=== Goal ===
Scan the data beneath this task and copy each line that includes "caption".

Figure dataset records
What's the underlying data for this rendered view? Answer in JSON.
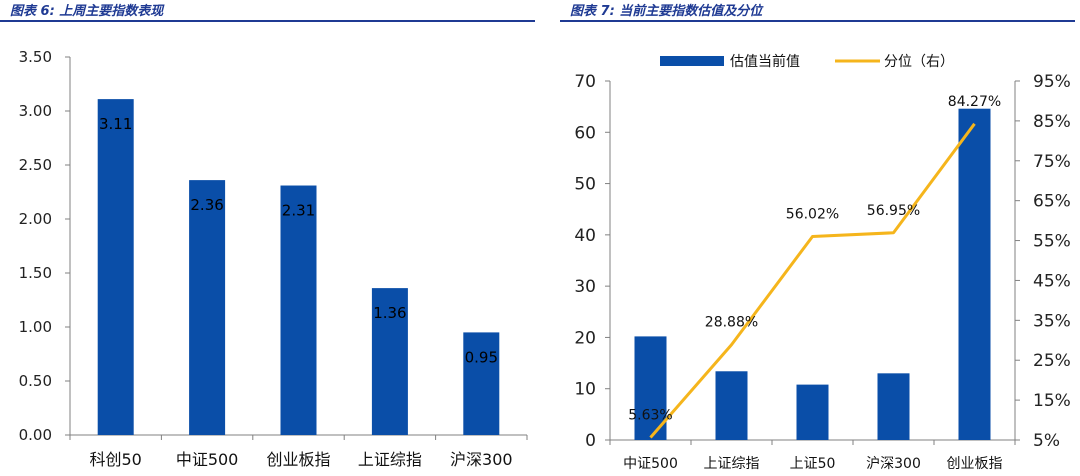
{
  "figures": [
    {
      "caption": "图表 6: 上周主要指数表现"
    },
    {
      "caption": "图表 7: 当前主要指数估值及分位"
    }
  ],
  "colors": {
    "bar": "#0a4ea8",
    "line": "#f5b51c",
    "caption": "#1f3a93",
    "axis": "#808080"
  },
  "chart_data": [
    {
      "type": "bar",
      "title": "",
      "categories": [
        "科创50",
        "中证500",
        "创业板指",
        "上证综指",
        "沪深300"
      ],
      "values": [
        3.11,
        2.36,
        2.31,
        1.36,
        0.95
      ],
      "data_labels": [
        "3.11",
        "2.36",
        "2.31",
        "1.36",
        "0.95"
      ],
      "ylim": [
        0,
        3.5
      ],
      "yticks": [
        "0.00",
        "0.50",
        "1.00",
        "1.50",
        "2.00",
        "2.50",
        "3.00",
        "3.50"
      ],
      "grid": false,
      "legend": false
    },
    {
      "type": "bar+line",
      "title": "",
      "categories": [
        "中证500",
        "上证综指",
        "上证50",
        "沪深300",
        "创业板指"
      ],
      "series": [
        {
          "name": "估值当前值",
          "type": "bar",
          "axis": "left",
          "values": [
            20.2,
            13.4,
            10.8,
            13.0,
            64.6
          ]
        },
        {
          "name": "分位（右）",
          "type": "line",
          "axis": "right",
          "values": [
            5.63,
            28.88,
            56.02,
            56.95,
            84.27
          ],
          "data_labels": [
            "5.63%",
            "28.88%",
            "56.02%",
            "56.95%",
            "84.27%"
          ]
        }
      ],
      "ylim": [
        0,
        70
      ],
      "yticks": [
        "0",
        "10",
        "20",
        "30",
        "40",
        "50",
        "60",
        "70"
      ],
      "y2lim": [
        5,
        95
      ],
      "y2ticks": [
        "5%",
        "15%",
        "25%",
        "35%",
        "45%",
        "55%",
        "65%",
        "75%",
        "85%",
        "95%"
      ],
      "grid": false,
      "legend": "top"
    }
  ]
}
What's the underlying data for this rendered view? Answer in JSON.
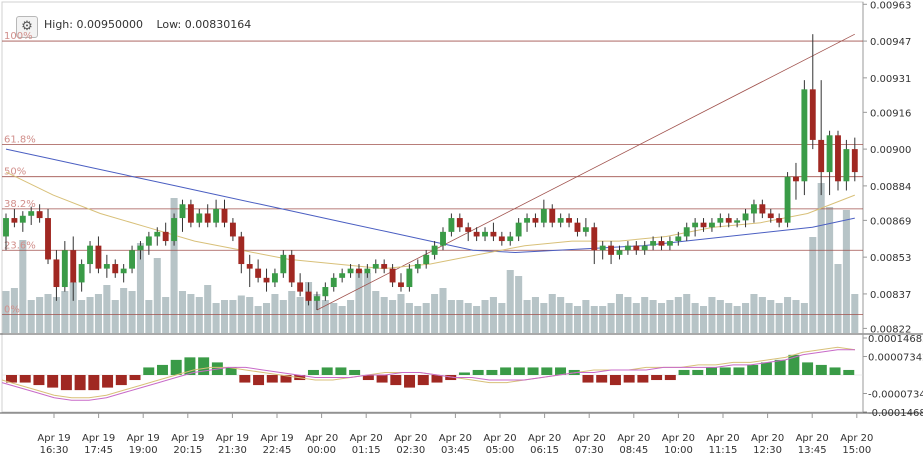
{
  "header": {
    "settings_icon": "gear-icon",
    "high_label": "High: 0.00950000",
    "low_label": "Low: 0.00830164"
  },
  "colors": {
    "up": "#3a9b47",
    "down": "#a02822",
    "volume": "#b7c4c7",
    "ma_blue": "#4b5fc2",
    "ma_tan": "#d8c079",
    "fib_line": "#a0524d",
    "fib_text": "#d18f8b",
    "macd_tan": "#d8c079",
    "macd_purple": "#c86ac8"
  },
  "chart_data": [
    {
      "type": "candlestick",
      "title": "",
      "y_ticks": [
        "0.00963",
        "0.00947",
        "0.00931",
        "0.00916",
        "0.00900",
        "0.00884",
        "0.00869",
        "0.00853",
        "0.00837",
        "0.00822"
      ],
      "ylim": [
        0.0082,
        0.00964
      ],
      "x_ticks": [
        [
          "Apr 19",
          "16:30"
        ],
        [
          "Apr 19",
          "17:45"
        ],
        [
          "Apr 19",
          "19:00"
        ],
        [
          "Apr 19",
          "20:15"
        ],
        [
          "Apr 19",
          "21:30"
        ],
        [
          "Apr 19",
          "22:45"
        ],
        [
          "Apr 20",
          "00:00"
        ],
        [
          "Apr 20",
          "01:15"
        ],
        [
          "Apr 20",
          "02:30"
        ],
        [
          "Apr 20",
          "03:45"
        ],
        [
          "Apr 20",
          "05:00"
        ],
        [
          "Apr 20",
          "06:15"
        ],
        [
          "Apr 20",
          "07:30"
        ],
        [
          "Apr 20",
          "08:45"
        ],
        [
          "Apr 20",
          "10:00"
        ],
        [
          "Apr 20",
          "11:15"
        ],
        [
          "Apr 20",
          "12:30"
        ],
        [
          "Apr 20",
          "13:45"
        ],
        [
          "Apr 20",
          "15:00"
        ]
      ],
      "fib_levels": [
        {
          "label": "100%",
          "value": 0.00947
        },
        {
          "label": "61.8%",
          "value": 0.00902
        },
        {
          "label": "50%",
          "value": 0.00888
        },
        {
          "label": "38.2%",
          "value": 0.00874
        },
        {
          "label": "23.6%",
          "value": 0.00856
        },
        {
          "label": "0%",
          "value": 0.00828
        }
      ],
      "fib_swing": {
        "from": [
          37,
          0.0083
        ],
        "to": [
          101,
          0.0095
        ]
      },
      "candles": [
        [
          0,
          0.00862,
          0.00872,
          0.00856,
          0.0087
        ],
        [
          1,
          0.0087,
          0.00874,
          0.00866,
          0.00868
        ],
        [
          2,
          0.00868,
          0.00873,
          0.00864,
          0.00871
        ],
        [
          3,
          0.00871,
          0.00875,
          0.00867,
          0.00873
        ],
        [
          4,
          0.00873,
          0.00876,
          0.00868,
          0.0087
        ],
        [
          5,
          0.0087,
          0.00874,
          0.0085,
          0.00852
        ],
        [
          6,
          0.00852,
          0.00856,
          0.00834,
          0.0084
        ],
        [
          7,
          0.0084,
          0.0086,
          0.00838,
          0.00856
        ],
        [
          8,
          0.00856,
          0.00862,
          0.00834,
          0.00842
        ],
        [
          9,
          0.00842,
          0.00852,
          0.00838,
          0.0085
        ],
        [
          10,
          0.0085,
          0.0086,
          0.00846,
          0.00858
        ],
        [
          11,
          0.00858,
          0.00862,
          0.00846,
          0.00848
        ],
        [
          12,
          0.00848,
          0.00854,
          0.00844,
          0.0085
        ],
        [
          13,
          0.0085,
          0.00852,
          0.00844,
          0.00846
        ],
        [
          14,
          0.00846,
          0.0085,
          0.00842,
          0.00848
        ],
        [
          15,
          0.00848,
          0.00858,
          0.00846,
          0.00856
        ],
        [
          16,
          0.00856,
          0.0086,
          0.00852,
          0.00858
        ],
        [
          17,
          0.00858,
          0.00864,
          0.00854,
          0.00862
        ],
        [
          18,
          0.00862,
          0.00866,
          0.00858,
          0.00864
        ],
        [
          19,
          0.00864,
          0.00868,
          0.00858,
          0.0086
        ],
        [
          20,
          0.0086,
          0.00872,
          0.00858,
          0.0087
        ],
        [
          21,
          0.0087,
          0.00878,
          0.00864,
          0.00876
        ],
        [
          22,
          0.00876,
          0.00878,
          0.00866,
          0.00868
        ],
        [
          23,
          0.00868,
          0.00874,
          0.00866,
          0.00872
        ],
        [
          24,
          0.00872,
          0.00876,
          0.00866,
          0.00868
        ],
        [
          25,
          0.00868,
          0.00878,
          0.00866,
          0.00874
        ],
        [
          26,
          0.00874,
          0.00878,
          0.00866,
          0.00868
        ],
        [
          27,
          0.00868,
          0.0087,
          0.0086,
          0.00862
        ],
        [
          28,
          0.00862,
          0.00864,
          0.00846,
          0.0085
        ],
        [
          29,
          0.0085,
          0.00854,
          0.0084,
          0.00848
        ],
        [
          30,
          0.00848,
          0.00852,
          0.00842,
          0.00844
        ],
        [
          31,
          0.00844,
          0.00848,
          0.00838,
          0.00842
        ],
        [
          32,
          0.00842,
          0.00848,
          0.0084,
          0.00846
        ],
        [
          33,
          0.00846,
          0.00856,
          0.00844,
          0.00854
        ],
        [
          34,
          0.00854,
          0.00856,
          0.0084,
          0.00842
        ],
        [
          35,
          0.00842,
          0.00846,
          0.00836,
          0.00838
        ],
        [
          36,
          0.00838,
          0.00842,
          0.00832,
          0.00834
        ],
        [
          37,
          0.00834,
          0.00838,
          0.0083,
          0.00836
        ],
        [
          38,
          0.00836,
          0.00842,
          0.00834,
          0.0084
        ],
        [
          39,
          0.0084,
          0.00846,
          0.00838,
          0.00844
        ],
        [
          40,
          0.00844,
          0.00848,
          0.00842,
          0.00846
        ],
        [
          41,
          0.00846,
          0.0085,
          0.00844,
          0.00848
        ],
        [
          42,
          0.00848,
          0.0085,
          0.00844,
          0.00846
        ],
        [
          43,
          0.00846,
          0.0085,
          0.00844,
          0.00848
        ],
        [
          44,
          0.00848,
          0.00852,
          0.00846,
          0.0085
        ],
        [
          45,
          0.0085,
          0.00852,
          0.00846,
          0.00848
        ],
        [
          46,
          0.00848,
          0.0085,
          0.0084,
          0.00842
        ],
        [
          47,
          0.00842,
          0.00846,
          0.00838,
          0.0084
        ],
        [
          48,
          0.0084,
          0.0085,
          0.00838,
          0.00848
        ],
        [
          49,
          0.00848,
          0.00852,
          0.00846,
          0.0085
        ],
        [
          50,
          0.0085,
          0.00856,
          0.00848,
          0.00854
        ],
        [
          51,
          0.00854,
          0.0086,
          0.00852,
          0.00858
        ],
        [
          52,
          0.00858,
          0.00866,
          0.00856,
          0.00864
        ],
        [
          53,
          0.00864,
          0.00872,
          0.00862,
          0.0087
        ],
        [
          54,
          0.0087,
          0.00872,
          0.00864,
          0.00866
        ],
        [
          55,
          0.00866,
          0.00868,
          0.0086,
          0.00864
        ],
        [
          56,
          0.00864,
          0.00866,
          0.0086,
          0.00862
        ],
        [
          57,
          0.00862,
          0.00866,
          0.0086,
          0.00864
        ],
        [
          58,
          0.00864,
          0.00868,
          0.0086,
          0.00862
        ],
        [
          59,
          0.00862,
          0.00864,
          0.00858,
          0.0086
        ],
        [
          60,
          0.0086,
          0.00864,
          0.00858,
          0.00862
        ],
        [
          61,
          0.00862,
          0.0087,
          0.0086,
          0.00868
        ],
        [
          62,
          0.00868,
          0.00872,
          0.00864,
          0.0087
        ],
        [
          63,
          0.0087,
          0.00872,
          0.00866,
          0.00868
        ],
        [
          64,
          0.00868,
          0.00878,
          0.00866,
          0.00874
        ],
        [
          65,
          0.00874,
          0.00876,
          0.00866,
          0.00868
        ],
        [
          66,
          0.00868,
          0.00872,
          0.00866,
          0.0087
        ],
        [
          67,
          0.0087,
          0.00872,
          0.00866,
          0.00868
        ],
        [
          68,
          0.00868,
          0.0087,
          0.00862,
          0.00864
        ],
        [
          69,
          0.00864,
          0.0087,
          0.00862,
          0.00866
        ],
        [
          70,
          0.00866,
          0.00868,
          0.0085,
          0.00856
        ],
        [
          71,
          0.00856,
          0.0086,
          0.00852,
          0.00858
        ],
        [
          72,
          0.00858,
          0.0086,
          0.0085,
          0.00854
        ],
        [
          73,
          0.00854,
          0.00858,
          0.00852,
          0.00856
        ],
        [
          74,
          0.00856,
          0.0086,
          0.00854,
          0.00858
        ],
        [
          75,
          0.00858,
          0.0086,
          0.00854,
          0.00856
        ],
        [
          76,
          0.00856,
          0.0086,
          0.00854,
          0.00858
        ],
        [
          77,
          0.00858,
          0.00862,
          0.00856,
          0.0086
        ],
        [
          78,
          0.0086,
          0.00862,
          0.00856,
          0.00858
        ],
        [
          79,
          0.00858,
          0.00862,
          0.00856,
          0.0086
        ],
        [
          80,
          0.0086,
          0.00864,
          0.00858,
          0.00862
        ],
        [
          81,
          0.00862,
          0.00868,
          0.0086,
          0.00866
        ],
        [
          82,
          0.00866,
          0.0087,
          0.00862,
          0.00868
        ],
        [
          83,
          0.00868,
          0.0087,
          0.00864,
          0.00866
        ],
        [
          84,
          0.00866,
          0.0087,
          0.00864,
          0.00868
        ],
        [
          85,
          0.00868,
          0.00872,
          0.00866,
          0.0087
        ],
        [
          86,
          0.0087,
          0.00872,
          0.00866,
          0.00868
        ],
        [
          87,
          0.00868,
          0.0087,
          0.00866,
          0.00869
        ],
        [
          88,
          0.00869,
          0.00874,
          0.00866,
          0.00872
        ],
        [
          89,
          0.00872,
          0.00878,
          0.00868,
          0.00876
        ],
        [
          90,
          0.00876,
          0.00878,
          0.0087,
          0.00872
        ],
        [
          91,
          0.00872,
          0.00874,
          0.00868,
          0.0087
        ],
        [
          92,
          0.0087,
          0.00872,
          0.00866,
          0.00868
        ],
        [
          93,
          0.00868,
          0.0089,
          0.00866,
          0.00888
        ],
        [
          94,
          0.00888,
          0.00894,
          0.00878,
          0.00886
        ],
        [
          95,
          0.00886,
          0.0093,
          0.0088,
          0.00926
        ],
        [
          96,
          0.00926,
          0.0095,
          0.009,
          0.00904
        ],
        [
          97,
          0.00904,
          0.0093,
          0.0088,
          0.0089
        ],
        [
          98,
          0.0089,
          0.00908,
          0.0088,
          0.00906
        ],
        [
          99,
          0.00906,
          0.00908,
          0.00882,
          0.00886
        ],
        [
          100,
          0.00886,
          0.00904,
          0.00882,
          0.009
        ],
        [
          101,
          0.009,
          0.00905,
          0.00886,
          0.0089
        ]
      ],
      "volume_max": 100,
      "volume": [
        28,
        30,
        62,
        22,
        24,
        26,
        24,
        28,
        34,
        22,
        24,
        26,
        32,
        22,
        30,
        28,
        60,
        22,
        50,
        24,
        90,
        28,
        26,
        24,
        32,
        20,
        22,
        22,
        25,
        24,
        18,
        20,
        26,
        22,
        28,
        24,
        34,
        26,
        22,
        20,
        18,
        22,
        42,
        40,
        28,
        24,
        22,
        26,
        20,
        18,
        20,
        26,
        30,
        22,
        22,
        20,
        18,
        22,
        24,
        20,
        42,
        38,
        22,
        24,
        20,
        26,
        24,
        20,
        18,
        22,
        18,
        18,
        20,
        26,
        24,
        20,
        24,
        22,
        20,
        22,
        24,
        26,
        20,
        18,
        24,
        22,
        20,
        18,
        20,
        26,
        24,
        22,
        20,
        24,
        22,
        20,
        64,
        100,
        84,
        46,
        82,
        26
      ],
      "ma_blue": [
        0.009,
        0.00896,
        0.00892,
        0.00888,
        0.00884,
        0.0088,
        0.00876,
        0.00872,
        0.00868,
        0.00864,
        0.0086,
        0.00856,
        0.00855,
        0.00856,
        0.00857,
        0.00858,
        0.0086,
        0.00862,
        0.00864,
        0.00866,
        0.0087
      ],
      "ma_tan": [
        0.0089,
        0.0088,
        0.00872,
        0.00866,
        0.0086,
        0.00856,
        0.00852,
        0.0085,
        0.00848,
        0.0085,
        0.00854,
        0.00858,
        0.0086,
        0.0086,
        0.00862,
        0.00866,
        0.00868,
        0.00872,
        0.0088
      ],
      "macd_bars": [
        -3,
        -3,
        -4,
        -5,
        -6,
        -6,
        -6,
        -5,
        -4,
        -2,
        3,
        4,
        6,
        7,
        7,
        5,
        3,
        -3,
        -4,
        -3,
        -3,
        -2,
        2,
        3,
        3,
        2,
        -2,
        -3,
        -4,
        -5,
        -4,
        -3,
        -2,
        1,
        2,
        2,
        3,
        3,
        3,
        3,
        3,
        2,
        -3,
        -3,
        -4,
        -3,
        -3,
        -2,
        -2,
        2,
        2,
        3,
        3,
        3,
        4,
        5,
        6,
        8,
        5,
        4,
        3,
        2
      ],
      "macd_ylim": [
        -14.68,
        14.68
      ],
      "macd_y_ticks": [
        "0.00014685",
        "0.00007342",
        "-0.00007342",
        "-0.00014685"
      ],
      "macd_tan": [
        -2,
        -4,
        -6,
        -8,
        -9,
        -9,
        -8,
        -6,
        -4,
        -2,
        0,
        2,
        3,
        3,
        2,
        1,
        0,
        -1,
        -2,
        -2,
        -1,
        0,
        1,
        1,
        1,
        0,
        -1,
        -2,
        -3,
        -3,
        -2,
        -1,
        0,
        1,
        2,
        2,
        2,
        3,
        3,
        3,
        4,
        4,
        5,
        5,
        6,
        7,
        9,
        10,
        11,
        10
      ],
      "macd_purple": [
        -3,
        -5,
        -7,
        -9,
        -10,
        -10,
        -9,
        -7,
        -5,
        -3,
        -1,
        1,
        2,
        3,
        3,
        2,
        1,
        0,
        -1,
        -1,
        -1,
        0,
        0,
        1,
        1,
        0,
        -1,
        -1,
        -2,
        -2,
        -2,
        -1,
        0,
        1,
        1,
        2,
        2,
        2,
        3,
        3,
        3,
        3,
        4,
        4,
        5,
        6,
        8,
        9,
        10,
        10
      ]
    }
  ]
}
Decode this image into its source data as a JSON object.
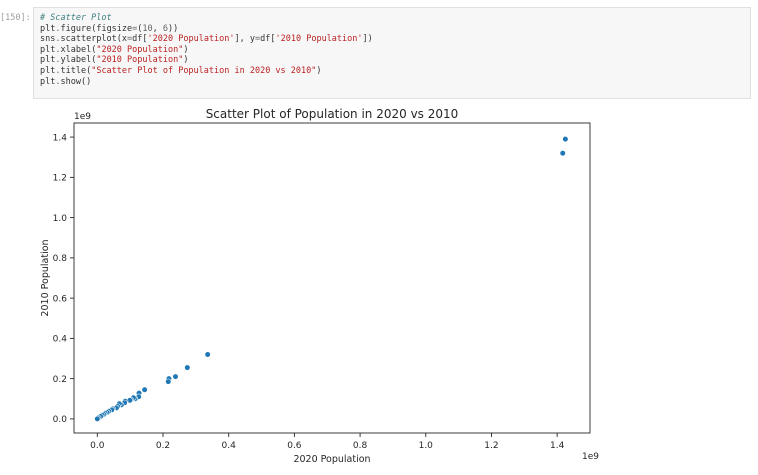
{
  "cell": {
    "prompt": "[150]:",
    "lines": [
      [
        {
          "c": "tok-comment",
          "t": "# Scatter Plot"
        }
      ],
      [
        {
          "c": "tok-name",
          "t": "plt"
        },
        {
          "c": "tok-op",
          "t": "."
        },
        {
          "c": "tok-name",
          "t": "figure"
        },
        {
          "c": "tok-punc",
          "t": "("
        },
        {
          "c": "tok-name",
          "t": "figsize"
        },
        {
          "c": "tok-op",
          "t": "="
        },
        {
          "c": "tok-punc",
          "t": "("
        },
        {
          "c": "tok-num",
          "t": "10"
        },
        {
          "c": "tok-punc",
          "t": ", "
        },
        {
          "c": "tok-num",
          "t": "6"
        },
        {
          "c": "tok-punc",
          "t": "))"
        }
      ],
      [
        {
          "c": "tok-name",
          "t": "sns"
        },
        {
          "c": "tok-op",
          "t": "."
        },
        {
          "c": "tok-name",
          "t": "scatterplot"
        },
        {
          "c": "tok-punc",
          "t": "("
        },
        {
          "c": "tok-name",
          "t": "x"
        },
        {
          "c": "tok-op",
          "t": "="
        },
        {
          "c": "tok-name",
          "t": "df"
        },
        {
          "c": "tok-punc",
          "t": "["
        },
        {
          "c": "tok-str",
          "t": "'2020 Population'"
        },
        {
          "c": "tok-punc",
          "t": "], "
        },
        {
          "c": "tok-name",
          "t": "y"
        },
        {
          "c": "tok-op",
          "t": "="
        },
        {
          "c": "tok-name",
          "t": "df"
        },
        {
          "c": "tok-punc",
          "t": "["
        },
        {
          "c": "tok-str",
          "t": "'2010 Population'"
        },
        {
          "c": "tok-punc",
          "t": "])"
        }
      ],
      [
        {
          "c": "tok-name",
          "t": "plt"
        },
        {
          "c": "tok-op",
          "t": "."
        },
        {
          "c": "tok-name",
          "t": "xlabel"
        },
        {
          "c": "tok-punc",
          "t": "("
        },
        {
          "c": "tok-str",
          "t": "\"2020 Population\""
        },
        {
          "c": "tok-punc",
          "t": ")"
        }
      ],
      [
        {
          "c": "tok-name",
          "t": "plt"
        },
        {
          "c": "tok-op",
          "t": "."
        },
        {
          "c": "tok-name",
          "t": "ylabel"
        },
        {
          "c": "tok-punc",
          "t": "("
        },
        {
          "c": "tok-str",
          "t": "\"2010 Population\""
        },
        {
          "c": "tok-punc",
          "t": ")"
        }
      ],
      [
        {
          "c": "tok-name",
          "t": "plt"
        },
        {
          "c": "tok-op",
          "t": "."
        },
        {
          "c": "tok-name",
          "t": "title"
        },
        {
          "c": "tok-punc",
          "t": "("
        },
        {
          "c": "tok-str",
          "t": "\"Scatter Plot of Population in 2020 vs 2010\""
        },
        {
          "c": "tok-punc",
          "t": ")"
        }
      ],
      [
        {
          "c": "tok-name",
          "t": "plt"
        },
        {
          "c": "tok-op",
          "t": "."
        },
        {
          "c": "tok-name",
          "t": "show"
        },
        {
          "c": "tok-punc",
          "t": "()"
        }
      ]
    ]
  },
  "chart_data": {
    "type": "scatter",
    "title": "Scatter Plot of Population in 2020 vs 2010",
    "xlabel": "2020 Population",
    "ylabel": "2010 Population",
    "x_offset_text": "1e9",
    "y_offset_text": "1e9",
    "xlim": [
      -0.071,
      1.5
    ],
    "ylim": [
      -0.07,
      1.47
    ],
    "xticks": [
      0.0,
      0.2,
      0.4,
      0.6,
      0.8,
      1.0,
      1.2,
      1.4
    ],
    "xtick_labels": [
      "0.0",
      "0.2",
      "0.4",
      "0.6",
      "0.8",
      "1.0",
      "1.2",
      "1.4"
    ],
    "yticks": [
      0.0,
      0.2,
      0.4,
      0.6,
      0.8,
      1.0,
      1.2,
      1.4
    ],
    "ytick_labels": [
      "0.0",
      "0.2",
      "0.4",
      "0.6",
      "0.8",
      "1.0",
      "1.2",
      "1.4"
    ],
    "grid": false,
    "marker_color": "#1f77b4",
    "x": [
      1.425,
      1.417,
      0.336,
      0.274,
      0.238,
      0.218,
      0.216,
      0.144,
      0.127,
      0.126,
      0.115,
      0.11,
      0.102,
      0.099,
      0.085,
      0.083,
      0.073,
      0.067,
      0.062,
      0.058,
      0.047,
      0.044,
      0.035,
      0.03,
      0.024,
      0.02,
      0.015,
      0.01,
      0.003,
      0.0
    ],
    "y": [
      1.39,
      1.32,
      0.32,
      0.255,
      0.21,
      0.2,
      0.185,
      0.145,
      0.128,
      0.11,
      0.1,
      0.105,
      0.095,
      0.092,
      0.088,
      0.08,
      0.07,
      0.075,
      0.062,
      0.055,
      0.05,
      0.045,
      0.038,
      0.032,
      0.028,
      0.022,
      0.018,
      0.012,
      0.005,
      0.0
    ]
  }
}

=== Output of the exercise ===
      "caption": "图表 6: 上周主要指数表现"
      "caption": "图表 7: 当前主要指数估值及分位"
    "caption": "#1f3a93",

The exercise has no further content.